* Start *
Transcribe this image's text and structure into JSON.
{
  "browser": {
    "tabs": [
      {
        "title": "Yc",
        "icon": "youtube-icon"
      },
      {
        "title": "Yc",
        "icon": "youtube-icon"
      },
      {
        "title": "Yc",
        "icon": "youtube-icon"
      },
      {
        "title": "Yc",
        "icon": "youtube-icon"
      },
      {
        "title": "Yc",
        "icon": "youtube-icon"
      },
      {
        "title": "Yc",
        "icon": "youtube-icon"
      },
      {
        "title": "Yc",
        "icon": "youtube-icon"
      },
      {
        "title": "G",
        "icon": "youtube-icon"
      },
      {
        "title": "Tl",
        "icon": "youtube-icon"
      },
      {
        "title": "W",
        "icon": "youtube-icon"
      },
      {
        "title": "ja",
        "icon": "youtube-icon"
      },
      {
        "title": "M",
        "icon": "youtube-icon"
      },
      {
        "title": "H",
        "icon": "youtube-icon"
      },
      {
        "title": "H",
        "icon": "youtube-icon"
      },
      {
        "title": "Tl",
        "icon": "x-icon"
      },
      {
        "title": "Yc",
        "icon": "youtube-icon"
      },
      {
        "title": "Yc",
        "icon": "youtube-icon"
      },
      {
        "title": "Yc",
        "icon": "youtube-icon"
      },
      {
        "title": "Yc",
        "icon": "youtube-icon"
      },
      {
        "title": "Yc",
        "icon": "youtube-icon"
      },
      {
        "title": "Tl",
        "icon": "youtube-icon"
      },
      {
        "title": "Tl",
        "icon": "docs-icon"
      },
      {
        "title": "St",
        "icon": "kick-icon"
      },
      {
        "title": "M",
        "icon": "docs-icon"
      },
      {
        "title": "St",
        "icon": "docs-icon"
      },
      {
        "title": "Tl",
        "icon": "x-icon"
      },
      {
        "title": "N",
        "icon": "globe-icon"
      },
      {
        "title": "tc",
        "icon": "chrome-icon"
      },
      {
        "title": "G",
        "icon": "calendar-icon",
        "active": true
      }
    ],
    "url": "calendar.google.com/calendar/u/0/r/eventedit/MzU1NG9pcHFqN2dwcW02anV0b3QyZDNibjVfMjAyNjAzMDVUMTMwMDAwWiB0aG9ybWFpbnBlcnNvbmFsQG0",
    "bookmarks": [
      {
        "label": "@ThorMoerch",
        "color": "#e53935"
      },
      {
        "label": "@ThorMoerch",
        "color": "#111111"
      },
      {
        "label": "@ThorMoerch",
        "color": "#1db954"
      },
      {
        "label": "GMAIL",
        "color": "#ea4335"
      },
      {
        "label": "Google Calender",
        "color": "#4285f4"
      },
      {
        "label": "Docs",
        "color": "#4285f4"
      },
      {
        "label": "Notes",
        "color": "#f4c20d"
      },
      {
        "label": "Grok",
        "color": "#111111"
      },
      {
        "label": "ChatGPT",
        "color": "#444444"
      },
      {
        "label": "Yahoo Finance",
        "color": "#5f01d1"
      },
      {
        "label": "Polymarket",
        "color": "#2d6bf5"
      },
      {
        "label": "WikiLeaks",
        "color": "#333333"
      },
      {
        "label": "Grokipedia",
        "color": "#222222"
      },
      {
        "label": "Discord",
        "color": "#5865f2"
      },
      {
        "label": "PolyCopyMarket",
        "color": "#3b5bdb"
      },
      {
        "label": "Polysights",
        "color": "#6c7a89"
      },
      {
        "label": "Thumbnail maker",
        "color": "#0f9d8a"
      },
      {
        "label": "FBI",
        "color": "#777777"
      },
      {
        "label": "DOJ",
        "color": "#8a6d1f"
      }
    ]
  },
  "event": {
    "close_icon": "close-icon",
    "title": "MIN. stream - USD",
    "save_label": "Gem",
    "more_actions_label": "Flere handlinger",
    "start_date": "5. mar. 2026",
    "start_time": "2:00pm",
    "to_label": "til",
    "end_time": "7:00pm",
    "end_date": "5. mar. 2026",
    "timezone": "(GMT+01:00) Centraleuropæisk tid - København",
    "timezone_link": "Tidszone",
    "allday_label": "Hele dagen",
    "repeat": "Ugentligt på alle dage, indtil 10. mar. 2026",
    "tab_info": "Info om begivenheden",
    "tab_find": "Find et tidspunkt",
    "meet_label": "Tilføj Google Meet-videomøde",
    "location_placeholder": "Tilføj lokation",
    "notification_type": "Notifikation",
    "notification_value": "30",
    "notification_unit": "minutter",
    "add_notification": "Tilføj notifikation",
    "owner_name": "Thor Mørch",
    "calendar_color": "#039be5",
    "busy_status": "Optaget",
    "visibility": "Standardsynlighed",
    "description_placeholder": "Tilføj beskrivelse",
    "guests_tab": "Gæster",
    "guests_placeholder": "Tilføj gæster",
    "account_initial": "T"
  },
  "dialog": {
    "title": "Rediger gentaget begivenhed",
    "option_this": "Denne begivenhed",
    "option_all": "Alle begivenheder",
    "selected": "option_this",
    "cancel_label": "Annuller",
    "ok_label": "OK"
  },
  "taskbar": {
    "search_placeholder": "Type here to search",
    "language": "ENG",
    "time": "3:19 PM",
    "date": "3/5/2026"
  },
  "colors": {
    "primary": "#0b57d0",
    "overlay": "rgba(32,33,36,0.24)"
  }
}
* End *
_Set exercise_
Retype every record above exactly as written.

_Expected output_
Transcribe this image's text and structure into JSON.
{
  "browser": {
    "tabs": [
      {
        "title": "Yc",
        "icon": "youtube-icon"
      },
      {
        "title": "Yc",
        "icon": "youtube-icon"
      },
      {
        "title": "Yc",
        "icon": "youtube-icon"
      },
      {
        "title": "Yc",
        "icon": "youtube-icon"
      },
      {
        "title": "Yc",
        "icon": "youtube-icon"
      },
      {
        "title": "Yc",
        "icon": "youtube-icon"
      },
      {
        "title": "Yc",
        "icon": "youtube-icon"
      },
      {
        "title": "G",
        "icon": "youtube-icon"
      },
      {
        "title": "Tl",
        "icon": "youtube-icon"
      },
      {
        "title": "W",
        "icon": "youtube-icon"
      },
      {
        "title": "ja",
        "icon": "youtube-icon"
      },
      {
        "title": "M",
        "icon": "youtube-icon"
      },
      {
        "title": "H",
        "icon": "youtube-icon"
      },
      {
        "title": "H",
        "icon": "youtube-icon"
      },
      {
        "title": "Tl",
        "icon": "x-icon"
      },
      {
        "title": "Yc",
        "icon": "youtube-icon"
      },
      {
        "title": "Yc",
        "icon": "youtube-icon"
      },
      {
        "title": "Yc",
        "icon": "youtube-icon"
      },
      {
        "title": "Yc",
        "icon": "youtube-icon"
      },
      {
        "title": "Yc",
        "icon": "youtube-icon"
      },
      {
        "title": "Tl",
        "icon": "youtube-icon"
      },
      {
        "title": "Tl",
        "icon": "docs-icon"
      },
      {
        "title": "St",
        "icon": "kick-icon"
      },
      {
        "title": "M",
        "icon": "docs-icon"
      },
      {
        "title": "St",
        "icon": "docs-icon"
      },
      {
        "title": "Tl",
        "icon": "x-icon"
      },
      {
        "title": "N",
        "icon": "globe-icon"
      },
      {
        "title": "tc",
        "icon": "chrome-icon"
      },
      {
        "title": "G",
        "icon": "calendar-icon",
        "active": true
      }
    ],
    "url": "calendar.google.com/calendar/u/0/r/eventedit/MzU1NG9pcHFqN2dwcW02anV0b3QyZDNibjVfMjAyNjAzMDVUMTMwMDAwWiB0aG9ybWFpbnBlcnNvbmFsQG0",
    "bookmarks": [
      {
        "label": "@ThorMoerch",
        "color": "#e53935"
      },
      {
        "label": "@ThorMoerch",
        "color": "#111111"
      },
      {
        "label": "@ThorMoerch",
        "color": "#1db954"
      },
      {
        "label": "GMAIL",
        "color": "#ea4335"
      },
      {
        "label": "Google Calender",
        "color": "#4285f4"
      },
      {
        "label": "Docs",
        "color": "#4285f4"
      },
      {
        "label": "Notes",
        "color": "#f4c20d"
      },
      {
        "label": "Grok",
        "color": "#111111"
      },
      {
        "label": "ChatGPT",
        "color": "#444444"
      },
      {
        "label": "Yahoo Finance",
        "color": "#5f01d1"
      },
      {
        "label": "Polymarket",
        "color": "#2d6bf5"
      },
      {
        "label": "WikiLeaks",
        "color": "#333333"
      },
      {
        "label": "Grokipedia",
        "color": "#222222"
      },
      {
        "label": "Discord",
        "color": "#5865f2"
      },
      {
        "label": "PolyCopyMarket",
        "color": "#3b5bdb"
      },
      {
        "label": "Polysights",
        "color": "#6c7a89"
      },
      {
        "label": "Thumbnail maker",
        "color": "#0f9d8a"
      },
      {
        "label": "FBI",
        "color": "#777777"
      },
      {
        "label": "DOJ",
        "color": "#8a6d1f"
      }
    ]
  },
  "event": {
    "close_icon": "close-icon",
    "title": "MIN. stream - USD",
    "save_label": "Gem",
    "more_actions_label": "Flere handlinger",
    "start_date": "5. mar. 2026",
    "start_time": "2:00pm",
    "to_label": "til",
    "end_time": "7:00pm",
    "end_date": "5. mar. 2026",
    "timezone": "(GMT+01:00) Centraleuropæisk tid - København",
    "timezone_link": "Tidszone",
    "allday_label": "Hele dagen",
    "repeat": "Ugentligt på alle dage, indtil 10. mar. 2026",
    "tab_info": "Info om begivenheden",
    "tab_find": "Find et tidspunkt",
    "meet_label": "Tilføj Google Meet-videomøde",
    "location_placeholder": "Tilføj lokation",
    "notification_type": "Notifikation",
    "notification_value": "30",
    "notification_unit": "minutter",
    "add_notification": "Tilføj notifikation",
    "owner_name": "Thor Mørch",
    "calendar_color": "#039be5",
    "busy_status": "Optaget",
    "visibility": "Standardsynlighed",
    "description_placeholder": "Tilføj beskrivelse",
    "guests_tab": "Gæster",
    "guests_placeholder": "Tilføj gæster",
    "account_initial": "T"
  },
  "dialog": {
    "title": "Rediger gentaget begivenhed",
    "option_this": "Denne begivenhed",
    "option_all": "Alle begivenheder",
    "selected": "option_this",
    "cancel_label": "Annuller",
    "ok_label": "OK"
  },
  "taskbar": {
    "search_placeholder": "Type here to search",
    "language": "ENG",
    "time": "3:19 PM",
    "date": "3/5/2026"
  },
  "colors": {
    "primary": "#0b57d0",
    "overlay": "rgba(32,33,36,0.24)"
  }
}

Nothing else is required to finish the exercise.